> **Data entries**:
■ ■ ■ ■ ■ ■ ■

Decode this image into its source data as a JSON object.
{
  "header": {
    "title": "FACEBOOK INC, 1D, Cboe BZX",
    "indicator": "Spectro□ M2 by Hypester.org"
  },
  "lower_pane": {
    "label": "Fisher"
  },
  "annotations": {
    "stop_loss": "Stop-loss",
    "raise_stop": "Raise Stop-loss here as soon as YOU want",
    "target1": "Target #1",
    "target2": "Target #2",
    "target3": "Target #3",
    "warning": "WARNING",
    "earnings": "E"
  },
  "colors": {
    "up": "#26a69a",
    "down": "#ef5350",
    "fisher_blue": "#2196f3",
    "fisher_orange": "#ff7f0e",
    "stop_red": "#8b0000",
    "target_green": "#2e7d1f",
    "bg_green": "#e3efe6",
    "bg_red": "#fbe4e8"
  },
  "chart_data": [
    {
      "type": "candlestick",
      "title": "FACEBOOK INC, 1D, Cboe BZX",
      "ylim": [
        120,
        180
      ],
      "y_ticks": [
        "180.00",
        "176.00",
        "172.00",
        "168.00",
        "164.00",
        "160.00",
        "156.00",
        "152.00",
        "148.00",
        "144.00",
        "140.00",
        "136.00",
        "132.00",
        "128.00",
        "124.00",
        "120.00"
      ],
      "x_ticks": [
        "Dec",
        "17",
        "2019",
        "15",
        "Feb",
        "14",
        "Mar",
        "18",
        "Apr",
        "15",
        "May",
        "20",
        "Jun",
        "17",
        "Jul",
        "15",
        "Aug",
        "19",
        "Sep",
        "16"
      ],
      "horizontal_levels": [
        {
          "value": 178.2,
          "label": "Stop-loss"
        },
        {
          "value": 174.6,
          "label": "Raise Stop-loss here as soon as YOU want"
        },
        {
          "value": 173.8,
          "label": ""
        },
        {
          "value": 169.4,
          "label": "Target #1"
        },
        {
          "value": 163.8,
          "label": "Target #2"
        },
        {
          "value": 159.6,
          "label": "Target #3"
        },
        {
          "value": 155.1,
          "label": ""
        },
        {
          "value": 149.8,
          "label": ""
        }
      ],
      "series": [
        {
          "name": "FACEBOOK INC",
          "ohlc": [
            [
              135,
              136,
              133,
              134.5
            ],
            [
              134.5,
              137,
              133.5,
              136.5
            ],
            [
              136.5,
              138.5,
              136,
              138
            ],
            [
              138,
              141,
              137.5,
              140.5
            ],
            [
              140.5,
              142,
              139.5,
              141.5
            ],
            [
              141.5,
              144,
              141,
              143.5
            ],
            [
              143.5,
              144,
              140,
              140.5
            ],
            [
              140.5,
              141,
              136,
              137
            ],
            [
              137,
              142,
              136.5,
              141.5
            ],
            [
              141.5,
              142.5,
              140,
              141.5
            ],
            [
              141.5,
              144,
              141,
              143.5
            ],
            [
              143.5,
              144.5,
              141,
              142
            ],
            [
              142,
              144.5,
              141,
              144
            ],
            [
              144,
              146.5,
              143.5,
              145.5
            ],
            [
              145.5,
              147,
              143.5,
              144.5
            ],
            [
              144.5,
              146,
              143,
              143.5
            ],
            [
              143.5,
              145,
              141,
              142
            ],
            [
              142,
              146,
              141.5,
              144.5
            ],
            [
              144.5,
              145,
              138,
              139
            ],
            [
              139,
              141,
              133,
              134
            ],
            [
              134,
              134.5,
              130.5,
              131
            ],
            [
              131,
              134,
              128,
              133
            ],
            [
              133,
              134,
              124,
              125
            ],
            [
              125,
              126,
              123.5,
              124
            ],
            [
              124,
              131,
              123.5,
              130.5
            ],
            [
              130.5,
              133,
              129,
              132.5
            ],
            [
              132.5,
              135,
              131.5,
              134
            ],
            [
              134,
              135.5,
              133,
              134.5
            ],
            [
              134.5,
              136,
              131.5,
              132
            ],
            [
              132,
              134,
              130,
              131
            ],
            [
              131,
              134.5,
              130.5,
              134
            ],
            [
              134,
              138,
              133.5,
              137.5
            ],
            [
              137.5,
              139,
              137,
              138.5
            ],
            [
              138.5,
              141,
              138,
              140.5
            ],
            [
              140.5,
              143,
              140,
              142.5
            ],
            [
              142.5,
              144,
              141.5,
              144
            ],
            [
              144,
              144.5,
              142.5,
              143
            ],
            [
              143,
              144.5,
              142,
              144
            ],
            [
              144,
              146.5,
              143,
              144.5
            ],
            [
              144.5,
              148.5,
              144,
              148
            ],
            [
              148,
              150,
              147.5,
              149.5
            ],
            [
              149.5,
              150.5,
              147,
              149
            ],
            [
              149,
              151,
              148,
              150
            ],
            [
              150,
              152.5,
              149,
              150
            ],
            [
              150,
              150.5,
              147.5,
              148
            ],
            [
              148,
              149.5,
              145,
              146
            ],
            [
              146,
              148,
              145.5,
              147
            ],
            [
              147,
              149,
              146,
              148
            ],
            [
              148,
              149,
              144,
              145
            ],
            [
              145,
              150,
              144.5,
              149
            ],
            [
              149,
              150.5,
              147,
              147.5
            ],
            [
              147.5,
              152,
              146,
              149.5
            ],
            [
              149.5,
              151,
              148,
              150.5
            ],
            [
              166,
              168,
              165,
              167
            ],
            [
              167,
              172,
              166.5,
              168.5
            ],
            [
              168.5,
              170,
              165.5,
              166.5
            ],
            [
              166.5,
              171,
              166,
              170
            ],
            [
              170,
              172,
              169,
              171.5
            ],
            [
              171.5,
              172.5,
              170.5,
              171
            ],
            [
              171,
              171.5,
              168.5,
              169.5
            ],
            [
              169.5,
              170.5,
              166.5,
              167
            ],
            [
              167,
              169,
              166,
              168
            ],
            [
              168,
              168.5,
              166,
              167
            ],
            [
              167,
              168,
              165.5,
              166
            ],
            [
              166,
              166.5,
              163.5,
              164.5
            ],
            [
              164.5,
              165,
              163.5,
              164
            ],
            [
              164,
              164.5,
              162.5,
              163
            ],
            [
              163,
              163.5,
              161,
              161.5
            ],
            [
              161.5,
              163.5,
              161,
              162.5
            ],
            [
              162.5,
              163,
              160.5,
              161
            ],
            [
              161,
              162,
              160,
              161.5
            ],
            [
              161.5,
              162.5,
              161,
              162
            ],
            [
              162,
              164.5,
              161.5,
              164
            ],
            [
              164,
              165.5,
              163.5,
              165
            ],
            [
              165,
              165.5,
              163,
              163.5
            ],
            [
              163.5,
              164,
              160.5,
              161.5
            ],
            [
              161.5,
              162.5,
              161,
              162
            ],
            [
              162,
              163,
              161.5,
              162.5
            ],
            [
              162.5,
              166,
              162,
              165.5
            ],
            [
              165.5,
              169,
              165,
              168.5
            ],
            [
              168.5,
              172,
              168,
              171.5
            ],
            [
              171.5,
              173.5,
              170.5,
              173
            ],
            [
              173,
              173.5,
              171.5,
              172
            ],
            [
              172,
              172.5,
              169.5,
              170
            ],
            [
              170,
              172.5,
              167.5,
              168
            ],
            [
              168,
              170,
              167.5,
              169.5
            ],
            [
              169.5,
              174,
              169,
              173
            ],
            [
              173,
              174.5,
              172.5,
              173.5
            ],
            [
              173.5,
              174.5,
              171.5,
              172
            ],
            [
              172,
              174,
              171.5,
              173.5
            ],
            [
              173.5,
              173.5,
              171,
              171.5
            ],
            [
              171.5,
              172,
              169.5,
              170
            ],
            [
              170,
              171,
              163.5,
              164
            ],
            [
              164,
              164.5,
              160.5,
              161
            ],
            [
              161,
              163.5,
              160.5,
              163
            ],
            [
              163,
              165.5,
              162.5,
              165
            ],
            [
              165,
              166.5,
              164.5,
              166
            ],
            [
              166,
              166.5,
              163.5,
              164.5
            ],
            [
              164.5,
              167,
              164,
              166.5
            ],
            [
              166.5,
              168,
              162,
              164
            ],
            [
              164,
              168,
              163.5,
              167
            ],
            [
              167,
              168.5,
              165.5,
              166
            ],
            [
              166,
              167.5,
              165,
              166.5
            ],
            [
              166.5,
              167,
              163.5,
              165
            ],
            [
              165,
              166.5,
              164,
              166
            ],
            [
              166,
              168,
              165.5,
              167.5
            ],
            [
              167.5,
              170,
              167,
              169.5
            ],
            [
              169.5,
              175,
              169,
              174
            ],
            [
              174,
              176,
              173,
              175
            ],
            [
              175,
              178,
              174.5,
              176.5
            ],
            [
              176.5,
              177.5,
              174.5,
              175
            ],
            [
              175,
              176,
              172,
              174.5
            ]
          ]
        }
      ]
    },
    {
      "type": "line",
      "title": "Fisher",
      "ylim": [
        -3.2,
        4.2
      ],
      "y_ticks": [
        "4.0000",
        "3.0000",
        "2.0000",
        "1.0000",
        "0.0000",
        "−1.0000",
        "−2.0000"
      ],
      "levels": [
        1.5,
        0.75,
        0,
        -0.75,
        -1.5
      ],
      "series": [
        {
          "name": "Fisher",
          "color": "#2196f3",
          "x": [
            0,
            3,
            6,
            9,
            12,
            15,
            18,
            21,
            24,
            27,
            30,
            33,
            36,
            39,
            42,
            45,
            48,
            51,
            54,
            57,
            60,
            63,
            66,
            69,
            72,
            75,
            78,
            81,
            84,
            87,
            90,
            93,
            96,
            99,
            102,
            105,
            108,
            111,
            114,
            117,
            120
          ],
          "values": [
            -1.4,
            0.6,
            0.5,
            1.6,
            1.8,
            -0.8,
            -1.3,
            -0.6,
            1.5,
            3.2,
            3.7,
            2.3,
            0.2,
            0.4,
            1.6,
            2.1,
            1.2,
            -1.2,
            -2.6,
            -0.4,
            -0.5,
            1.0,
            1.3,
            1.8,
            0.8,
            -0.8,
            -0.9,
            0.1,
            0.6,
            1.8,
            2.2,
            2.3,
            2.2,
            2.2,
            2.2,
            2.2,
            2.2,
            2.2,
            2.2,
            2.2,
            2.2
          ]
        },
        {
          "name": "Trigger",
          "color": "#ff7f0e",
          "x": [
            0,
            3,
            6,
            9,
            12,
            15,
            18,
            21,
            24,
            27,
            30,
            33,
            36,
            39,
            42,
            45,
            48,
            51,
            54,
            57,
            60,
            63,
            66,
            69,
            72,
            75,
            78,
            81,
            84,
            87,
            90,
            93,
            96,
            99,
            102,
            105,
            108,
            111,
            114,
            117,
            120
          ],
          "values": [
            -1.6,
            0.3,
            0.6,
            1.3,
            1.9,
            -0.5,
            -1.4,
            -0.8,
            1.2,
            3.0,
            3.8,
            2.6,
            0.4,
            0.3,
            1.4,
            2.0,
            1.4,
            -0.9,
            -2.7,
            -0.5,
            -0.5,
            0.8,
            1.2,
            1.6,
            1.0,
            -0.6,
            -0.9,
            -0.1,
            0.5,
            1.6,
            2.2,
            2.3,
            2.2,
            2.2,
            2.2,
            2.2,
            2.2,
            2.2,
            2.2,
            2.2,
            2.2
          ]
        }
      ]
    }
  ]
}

■ ■ ■ ■ ■ ■ ■

Extract every line containing the string "FACEBOOK" from the material.

> **Solved problem**:
    "title": "FACEBOOK INC, 1D, Cboe BZX",
      "title": "FACEBOOK INC, 1D, Cboe BZX",
          "name": "FACEBOOK INC",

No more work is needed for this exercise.